- WRITTEN INSTRUCTION
Locate each line in the records containing "students". Copy it.

(Saved data entries)
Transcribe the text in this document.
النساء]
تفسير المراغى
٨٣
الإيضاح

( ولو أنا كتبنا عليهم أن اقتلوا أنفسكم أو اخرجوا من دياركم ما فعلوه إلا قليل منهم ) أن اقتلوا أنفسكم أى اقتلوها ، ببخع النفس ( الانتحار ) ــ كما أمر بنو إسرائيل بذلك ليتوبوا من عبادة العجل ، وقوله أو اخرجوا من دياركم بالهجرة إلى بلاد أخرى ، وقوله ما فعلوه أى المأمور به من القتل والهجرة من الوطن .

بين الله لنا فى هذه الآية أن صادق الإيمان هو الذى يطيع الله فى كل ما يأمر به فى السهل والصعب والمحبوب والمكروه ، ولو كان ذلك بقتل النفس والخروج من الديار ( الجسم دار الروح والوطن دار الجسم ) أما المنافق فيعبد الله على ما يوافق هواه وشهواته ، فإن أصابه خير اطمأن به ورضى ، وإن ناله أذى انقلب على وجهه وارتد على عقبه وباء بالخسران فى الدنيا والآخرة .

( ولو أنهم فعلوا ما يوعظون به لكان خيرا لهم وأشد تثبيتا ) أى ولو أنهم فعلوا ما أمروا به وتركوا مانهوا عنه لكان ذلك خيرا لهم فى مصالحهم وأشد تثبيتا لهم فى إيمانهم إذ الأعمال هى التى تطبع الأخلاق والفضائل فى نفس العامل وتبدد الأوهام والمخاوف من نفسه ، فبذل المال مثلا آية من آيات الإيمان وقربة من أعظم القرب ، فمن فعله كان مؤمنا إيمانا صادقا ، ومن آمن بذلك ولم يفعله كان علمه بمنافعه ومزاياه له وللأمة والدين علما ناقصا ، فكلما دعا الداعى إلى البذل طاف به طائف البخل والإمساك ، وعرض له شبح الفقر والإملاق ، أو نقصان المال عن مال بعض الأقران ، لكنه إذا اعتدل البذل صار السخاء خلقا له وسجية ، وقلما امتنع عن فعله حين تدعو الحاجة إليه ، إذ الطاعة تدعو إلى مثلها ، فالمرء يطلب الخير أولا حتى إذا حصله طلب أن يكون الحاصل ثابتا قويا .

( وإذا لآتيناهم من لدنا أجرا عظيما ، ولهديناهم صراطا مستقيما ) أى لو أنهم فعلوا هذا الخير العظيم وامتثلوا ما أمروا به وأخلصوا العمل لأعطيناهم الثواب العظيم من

* * *

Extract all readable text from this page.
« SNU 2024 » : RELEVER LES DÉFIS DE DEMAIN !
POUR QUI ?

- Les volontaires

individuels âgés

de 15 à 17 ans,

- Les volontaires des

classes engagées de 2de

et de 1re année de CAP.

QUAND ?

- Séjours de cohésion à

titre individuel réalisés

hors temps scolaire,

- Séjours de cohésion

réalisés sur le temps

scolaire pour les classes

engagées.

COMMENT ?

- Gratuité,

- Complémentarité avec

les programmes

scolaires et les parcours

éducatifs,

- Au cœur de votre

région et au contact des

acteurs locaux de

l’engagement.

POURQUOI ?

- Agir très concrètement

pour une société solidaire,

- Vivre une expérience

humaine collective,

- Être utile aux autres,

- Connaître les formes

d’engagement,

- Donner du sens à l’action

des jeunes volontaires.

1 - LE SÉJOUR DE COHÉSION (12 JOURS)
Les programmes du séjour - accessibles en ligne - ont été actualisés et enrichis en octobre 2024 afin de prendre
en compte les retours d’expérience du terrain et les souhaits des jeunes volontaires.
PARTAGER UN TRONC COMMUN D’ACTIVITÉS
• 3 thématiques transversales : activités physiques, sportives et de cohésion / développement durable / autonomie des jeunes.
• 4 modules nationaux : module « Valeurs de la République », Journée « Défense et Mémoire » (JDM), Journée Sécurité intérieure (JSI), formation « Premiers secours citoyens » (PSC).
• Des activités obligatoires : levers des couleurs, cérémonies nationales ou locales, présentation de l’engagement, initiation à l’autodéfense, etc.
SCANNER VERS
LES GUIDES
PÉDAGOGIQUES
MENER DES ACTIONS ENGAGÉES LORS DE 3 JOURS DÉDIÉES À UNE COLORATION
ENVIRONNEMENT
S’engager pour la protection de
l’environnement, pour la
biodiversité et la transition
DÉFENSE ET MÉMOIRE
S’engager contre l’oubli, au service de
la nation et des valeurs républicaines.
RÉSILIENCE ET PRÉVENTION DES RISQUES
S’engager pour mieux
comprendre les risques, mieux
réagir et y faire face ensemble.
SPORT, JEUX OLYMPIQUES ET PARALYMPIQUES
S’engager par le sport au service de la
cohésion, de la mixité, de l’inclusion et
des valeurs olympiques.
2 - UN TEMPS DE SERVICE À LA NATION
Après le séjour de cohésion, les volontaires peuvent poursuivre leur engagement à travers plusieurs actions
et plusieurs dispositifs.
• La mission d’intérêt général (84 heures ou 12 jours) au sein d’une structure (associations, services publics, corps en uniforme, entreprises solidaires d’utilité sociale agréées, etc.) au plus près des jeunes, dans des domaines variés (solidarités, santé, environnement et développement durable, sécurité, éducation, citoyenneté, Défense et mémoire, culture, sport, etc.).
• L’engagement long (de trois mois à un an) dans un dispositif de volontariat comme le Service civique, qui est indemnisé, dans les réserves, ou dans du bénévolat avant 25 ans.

---

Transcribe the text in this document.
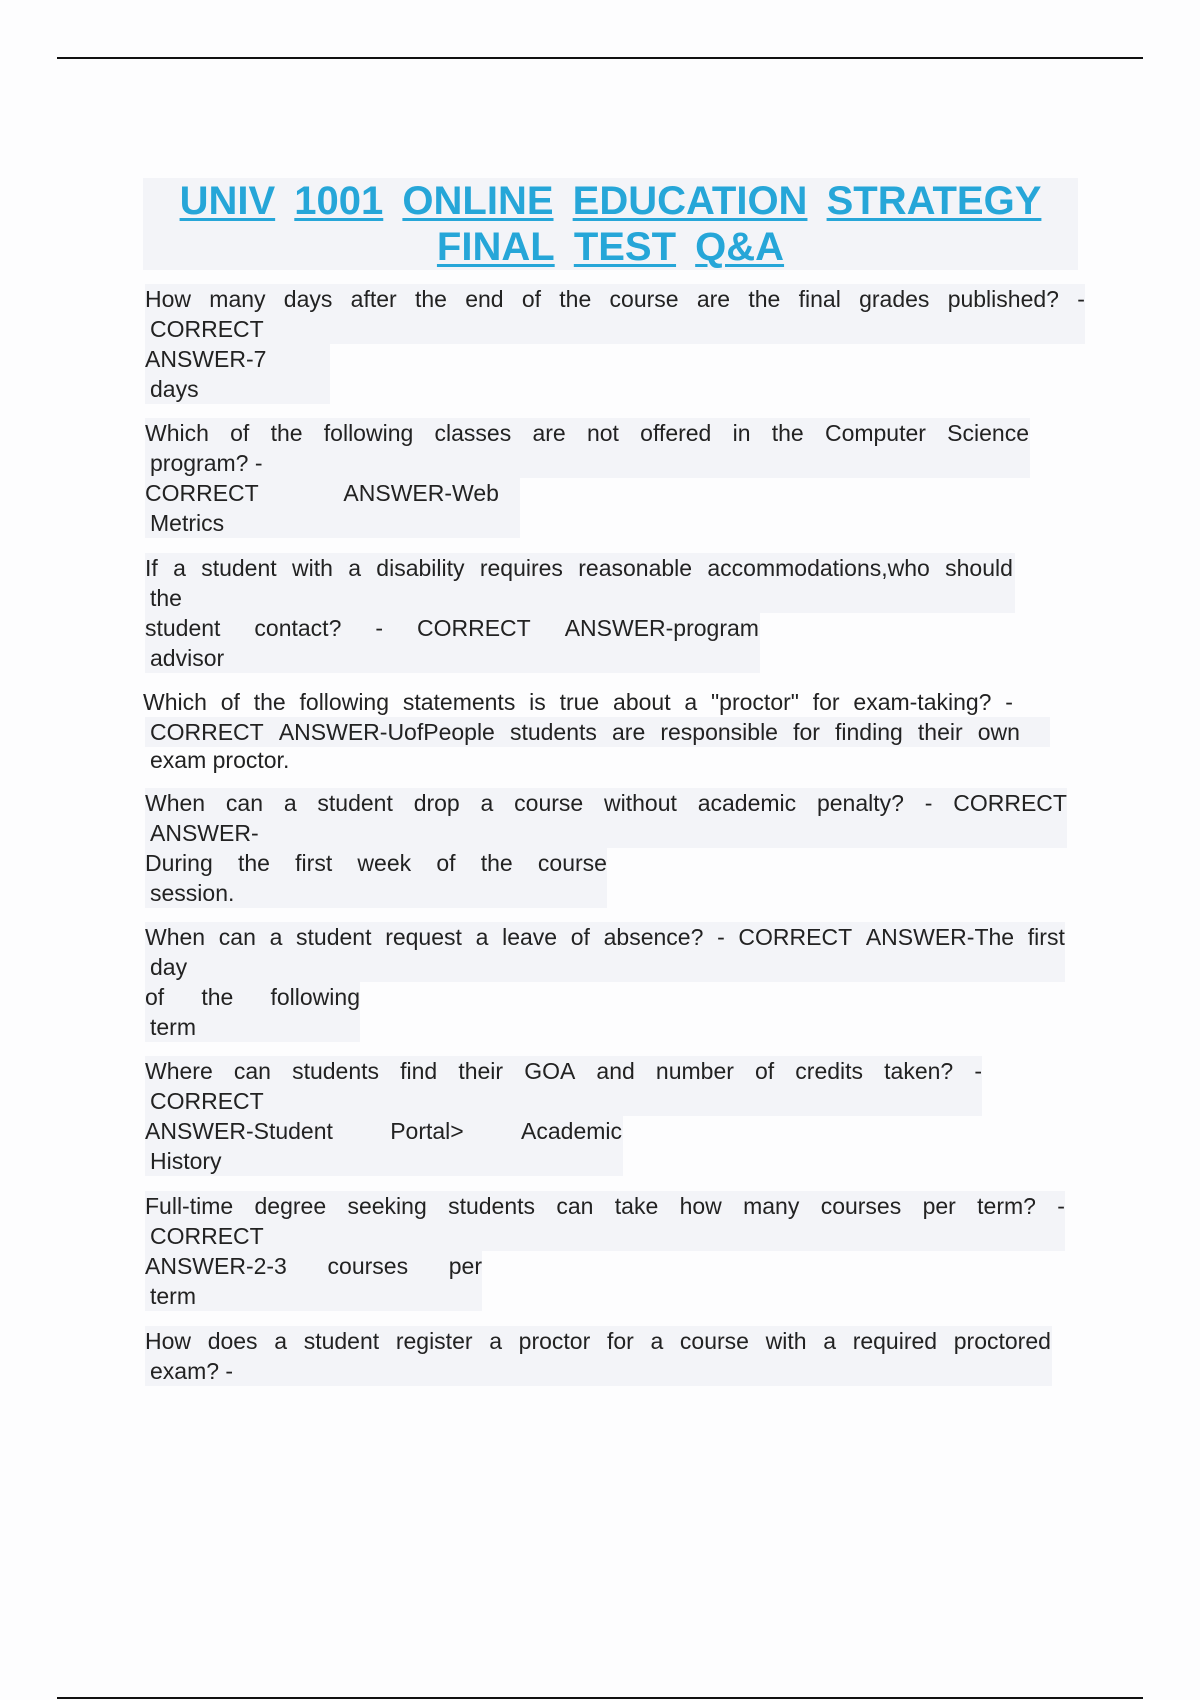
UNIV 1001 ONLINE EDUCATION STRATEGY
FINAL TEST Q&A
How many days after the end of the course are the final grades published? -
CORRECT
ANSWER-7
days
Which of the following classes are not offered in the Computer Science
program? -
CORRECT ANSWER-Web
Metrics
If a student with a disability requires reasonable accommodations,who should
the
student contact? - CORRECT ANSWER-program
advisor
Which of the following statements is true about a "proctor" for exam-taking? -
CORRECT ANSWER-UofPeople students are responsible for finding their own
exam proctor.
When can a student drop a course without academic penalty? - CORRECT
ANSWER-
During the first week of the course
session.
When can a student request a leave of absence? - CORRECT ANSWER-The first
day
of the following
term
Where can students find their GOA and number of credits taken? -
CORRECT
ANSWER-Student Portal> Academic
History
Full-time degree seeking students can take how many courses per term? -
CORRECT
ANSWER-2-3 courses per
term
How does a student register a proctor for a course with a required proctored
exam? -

- RESULT BELOW
CORRECT ANSWER-UofPeople students are responsible for finding their own
Where can students find their GOA and number of credits taken? -
Full-time degree seeking students can take how many courses per term? -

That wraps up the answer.